__OBJECTIVE__
Narrow the data below down to the lines containing "situações".

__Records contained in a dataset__

---+---

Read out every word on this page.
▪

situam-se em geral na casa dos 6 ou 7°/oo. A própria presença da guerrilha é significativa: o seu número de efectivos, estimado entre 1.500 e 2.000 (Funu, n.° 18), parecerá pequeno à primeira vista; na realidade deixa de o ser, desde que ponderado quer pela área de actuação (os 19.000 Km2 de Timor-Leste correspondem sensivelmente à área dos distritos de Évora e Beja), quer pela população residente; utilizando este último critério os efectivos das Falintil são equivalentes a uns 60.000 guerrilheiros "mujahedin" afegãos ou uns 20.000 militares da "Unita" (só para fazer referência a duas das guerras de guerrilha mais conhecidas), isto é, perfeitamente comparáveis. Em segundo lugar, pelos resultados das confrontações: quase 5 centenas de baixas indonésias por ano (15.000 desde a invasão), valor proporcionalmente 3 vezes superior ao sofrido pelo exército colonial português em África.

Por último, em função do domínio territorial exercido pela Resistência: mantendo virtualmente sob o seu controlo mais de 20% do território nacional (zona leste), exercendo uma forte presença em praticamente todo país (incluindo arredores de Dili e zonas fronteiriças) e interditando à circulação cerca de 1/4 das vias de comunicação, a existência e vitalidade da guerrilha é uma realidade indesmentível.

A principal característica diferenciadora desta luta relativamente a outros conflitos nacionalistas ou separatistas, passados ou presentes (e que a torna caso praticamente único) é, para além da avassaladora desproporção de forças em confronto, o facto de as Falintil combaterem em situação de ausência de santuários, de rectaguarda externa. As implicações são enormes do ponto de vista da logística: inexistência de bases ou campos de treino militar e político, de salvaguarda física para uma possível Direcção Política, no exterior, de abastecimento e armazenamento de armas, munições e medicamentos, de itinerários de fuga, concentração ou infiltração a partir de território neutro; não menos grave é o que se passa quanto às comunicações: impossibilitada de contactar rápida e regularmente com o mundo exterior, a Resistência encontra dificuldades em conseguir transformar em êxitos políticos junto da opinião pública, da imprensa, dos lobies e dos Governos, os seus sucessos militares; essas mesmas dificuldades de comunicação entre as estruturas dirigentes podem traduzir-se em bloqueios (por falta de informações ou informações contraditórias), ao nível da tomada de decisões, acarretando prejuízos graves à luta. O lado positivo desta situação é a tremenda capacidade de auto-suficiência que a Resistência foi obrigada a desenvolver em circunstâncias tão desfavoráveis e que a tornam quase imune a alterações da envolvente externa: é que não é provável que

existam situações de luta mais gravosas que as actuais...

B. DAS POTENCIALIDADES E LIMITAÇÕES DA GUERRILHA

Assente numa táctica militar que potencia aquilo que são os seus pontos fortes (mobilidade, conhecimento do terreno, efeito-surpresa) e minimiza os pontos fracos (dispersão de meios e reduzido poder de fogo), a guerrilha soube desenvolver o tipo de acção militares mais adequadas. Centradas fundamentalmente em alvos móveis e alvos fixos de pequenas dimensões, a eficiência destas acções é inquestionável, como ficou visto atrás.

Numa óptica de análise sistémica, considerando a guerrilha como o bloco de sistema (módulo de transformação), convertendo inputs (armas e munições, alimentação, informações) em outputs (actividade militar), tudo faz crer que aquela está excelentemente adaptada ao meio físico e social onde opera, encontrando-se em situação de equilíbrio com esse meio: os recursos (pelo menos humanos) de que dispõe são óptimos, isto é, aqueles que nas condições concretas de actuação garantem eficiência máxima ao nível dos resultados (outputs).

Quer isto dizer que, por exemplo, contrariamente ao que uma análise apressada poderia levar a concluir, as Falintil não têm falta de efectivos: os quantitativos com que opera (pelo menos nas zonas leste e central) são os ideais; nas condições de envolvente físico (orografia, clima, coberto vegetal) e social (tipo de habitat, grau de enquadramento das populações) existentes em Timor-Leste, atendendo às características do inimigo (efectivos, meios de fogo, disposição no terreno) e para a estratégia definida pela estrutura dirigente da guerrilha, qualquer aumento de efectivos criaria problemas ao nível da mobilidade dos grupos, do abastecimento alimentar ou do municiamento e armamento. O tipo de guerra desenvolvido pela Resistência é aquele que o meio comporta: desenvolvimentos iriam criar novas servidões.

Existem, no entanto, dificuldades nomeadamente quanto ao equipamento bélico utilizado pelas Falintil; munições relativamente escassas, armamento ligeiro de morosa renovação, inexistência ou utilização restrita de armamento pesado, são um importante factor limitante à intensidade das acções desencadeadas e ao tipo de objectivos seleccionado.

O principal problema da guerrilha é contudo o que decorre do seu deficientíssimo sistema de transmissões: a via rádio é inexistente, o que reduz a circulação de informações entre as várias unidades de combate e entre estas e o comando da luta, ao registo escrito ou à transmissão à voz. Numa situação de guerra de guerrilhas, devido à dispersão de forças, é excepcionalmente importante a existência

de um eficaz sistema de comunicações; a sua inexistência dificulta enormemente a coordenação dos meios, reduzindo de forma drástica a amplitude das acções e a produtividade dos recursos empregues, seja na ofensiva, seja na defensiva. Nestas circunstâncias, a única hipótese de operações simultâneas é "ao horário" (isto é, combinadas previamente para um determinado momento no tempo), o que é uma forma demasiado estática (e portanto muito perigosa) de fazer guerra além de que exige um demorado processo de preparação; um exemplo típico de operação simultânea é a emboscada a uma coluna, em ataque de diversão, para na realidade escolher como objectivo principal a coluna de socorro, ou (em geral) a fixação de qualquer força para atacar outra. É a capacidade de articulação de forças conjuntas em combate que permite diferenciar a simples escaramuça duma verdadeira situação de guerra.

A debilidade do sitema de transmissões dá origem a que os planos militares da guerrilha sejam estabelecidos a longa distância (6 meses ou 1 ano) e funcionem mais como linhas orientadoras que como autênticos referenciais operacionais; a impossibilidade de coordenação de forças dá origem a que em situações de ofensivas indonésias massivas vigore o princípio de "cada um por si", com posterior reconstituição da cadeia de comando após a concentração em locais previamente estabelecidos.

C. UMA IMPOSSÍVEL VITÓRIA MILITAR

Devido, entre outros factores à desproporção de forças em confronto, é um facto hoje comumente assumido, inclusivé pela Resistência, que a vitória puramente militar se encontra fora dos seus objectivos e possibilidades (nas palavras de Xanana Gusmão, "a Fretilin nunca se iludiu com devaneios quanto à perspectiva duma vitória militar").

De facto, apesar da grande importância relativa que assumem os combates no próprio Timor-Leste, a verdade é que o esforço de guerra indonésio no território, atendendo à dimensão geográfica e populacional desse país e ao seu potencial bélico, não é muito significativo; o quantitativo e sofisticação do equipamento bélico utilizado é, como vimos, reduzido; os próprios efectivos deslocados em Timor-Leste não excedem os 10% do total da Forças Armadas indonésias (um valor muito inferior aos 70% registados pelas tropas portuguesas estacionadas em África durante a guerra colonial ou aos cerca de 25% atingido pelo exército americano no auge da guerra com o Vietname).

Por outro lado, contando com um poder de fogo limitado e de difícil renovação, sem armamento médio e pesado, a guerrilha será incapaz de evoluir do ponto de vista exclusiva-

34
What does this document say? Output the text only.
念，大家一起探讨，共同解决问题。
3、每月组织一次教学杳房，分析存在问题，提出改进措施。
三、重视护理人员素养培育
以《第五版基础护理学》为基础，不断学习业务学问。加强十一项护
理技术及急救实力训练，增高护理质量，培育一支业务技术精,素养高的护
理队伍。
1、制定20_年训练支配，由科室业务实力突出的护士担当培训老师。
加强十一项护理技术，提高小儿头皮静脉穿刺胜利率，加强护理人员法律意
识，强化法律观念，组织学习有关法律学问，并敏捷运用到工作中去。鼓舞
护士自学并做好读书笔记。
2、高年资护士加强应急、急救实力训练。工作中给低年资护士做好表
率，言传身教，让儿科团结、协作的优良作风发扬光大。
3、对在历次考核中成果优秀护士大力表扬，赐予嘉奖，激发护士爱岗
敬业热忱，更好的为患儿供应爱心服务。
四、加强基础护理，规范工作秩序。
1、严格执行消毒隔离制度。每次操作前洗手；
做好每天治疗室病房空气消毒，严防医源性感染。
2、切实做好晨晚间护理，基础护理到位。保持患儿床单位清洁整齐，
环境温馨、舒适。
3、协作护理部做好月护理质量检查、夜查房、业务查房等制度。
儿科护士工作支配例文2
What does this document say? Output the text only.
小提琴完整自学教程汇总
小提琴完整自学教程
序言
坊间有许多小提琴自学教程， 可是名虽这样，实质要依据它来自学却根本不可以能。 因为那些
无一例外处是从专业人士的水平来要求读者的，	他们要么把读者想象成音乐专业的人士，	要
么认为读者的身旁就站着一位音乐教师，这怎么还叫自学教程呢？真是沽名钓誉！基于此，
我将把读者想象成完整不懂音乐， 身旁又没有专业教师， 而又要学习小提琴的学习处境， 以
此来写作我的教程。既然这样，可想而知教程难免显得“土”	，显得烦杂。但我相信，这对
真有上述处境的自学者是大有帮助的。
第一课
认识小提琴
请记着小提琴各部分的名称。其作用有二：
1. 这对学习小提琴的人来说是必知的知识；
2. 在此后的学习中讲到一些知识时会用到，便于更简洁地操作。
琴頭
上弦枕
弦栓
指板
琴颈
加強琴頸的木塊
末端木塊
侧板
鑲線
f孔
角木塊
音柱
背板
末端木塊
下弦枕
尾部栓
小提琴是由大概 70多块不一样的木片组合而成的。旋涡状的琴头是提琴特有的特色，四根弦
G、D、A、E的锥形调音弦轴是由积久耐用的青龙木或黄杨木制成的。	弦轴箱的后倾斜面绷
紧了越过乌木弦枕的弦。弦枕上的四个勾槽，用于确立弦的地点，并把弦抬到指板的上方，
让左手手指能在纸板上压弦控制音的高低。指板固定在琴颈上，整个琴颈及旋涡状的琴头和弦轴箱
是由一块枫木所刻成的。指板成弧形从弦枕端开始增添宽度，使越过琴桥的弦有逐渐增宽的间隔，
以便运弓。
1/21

---+---

__RESULT OF THE EXERCISE__
existam situações de luta mais gravosas que as actuais...
A debilidade do sitema de transmissões dá origem a que os planos militares da guerrilha sejam estabelecidos a longa distância (6 meses ou 1 ano) e funcionem mais como linhas orientadoras que como autênticos referenciais operacionais; a impossibilidade de coordenação de forças dá origem a que em situações de ofensivas indonésias massivas vigore o princípio de "cada um por si", com posterior reconstituição da cadeia de comando após a concentração em locais previamente estabelecidos.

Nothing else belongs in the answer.